__What needs to be done__: Select the lines of the records containing the word "chiếu" and list them.

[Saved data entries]
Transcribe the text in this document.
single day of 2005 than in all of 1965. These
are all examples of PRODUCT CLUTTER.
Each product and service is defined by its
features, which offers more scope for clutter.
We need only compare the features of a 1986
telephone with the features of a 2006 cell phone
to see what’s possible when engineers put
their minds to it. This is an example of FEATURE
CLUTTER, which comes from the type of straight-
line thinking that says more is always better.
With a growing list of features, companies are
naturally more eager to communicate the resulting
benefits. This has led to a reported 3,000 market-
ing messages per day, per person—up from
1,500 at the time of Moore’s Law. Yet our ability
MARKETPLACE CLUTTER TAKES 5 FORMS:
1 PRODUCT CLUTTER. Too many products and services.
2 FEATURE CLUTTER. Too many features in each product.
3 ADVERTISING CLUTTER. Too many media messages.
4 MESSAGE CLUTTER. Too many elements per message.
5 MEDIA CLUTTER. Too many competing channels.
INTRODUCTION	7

...

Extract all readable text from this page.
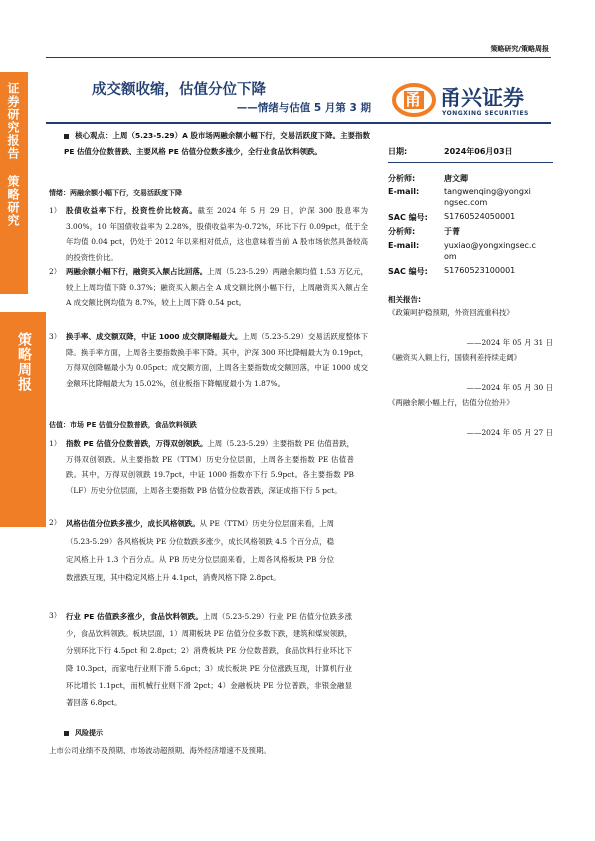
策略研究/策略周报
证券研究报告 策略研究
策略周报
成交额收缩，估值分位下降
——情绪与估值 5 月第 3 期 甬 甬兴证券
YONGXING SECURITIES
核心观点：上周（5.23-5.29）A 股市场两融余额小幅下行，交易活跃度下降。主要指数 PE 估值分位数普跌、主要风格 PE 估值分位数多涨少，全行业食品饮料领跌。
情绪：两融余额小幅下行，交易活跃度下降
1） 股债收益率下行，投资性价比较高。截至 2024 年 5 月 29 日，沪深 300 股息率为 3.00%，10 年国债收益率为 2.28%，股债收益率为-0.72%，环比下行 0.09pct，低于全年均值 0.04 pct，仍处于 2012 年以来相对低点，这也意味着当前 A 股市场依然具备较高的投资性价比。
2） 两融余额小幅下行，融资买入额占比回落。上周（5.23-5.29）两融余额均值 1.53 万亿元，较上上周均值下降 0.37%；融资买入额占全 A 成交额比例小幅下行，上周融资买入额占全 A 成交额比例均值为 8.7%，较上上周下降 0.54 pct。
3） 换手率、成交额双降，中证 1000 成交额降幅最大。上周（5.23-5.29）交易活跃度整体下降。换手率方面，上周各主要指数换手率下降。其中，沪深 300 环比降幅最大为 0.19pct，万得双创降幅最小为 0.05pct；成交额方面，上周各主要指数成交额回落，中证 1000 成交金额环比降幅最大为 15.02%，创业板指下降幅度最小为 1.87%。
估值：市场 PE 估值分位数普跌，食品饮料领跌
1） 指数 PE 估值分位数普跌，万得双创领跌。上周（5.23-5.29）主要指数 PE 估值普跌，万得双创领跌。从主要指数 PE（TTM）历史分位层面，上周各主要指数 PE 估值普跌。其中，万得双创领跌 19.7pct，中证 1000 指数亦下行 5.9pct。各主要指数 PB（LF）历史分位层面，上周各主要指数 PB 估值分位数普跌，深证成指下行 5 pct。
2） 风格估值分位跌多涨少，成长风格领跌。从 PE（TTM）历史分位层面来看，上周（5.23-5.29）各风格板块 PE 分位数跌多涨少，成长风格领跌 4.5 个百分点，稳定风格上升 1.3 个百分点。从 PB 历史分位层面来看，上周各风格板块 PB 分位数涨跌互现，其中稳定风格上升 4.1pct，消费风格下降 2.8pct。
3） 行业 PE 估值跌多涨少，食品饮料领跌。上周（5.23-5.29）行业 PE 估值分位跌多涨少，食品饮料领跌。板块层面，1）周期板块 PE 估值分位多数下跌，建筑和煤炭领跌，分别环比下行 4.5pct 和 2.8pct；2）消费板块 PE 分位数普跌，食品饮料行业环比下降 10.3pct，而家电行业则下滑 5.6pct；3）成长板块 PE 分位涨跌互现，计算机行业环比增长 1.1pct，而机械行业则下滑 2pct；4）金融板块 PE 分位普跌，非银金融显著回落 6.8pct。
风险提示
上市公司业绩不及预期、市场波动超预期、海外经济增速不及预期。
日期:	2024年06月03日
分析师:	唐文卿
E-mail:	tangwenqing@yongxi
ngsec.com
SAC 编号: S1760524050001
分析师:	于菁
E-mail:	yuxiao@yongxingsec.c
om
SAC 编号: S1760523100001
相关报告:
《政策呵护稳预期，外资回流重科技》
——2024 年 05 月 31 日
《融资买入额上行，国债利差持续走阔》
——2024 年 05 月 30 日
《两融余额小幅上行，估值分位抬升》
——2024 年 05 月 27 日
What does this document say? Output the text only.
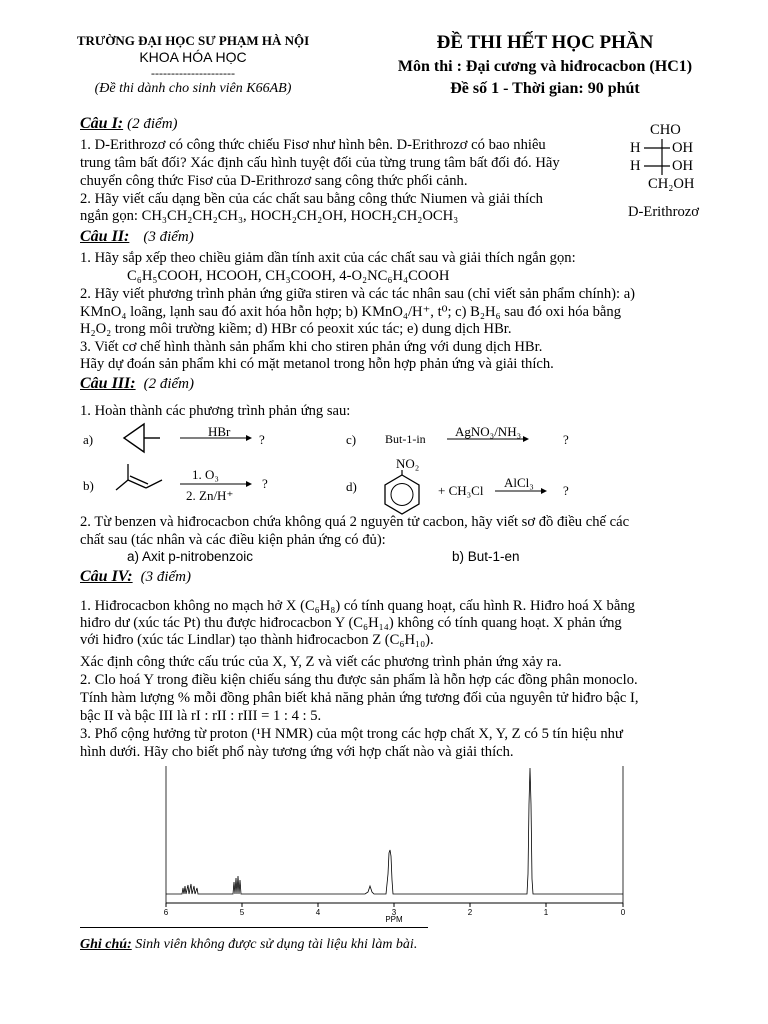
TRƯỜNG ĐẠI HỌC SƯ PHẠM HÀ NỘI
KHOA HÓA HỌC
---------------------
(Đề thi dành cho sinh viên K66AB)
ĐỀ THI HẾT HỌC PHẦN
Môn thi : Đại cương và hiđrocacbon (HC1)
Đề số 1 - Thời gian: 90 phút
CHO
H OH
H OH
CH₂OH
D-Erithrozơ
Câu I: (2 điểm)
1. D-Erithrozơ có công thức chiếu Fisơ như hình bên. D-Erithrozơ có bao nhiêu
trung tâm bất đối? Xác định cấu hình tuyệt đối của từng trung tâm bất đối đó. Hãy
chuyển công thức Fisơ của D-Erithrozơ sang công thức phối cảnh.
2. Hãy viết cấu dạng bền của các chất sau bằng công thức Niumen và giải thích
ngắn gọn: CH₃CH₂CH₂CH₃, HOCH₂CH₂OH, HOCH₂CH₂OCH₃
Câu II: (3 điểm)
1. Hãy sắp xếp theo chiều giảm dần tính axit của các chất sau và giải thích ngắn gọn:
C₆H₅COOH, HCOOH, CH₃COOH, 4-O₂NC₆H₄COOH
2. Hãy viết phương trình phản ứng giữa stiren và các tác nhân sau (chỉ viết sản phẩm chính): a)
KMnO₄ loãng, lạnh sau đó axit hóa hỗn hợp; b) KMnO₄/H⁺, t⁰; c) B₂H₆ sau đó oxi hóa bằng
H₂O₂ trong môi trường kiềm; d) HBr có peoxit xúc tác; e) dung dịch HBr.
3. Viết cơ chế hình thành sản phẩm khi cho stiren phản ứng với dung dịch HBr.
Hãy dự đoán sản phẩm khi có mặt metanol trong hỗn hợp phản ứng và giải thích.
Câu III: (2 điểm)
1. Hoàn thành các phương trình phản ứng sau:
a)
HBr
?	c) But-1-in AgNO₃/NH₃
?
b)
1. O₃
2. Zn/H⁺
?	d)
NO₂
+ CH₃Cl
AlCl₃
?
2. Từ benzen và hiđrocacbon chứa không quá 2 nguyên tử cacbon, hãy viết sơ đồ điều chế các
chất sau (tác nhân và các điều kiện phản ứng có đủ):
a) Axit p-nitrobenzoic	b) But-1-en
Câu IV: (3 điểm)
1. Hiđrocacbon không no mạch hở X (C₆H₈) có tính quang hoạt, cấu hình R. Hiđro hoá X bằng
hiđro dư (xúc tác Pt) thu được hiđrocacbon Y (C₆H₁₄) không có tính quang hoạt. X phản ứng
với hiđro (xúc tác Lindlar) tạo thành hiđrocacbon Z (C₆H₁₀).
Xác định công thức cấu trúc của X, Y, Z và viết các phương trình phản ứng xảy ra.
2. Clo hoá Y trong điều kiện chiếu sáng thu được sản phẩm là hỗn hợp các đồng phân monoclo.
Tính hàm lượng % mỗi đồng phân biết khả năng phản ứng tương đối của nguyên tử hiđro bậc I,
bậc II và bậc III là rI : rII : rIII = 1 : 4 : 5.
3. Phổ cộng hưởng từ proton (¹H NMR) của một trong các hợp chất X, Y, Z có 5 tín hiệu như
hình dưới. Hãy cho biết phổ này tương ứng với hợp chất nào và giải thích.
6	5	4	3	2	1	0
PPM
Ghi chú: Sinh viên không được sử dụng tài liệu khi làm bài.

__In response__:
1. D-Erithrozơ có công thức chiếu Fisơ như hình bên. D-Erithrozơ có bao nhiêu
2. Clo hoá Y trong điều kiện chiếu sáng thu được sản phẩm là hỗn hợp các đồng phân monoclo.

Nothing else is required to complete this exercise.